[Stored entries]
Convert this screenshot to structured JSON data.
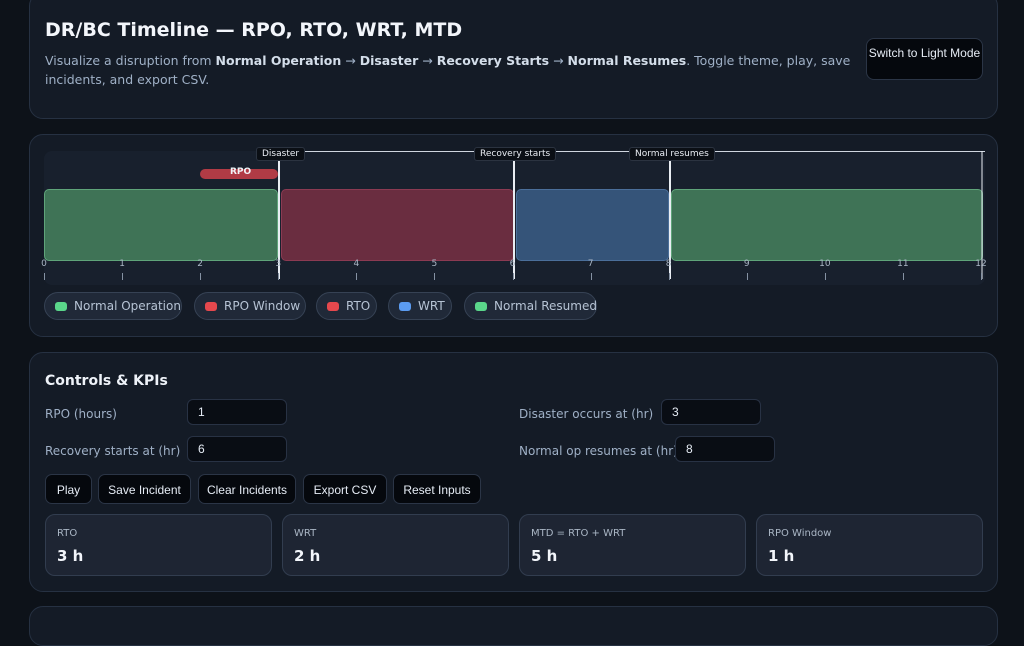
{
  "header": {
    "title": "DR/BC Timeline — RPO, RTO, WRT, MTD",
    "subtitle_prefix": "Visualize a disruption from ",
    "phase1": "Normal Operation",
    "arrow": " → ",
    "phase2": "Disaster",
    "phase3": "Recovery Starts",
    "phase4": "Normal Resumes",
    "subtitle_suffix": ". Toggle theme, play, save incidents, and export CSV.",
    "theme_button": "Switch to Light Mode"
  },
  "timeline": {
    "markers": {
      "disaster": "Disaster",
      "recovery": "Recovery starts",
      "resumes": "Normal resumes"
    },
    "rpo_label": "RPO",
    "ticks": [
      "0",
      "1",
      "2",
      "3",
      "4",
      "5",
      "6",
      "7",
      "8",
      "9",
      "10",
      "11",
      "12"
    ],
    "hours_total": 12,
    "legend": [
      {
        "label": "Normal Operation",
        "color": "#5ad68a"
      },
      {
        "label": "RPO Window",
        "color": "#e5484d"
      },
      {
        "label": "RTO",
        "color": "#e5484d"
      },
      {
        "label": "WRT",
        "color": "#5b9bf0"
      },
      {
        "label": "Normal Resumed",
        "color": "#5ad68a"
      }
    ]
  },
  "controls": {
    "title": "Controls & KPIs",
    "rpo_label": "RPO (hours)",
    "rpo_value": "1",
    "disaster_label": "Disaster occurs at (hr)",
    "disaster_value": "3",
    "recovery_label": "Recovery starts at (hr)",
    "recovery_value": "6",
    "resume_label": "Normal op resumes at (hr)",
    "resume_value": "8",
    "buttons": {
      "play": "Play",
      "save": "Save Incident",
      "clear": "Clear Incidents",
      "export": "Export CSV",
      "reset": "Reset Inputs"
    }
  },
  "kpis": [
    {
      "label": "RTO",
      "value": "3 h"
    },
    {
      "label": "WRT",
      "value": "2 h"
    },
    {
      "label": "MTD = RTO + WRT",
      "value": "5 h"
    },
    {
      "label": "RPO Window",
      "value": "1 h"
    }
  ]
}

**The problem**: Looking at the data above, show all lines where the word "Normal" occurs.

**Task response**:
    "phase1": "Normal Operation",
    "phase4": "Normal Resumes",
      "resumes": "Normal resumes"
        "label": "Normal Operation",
        "label": "Normal Resumed",
    "resume_label": "Normal op resumes at (hr)",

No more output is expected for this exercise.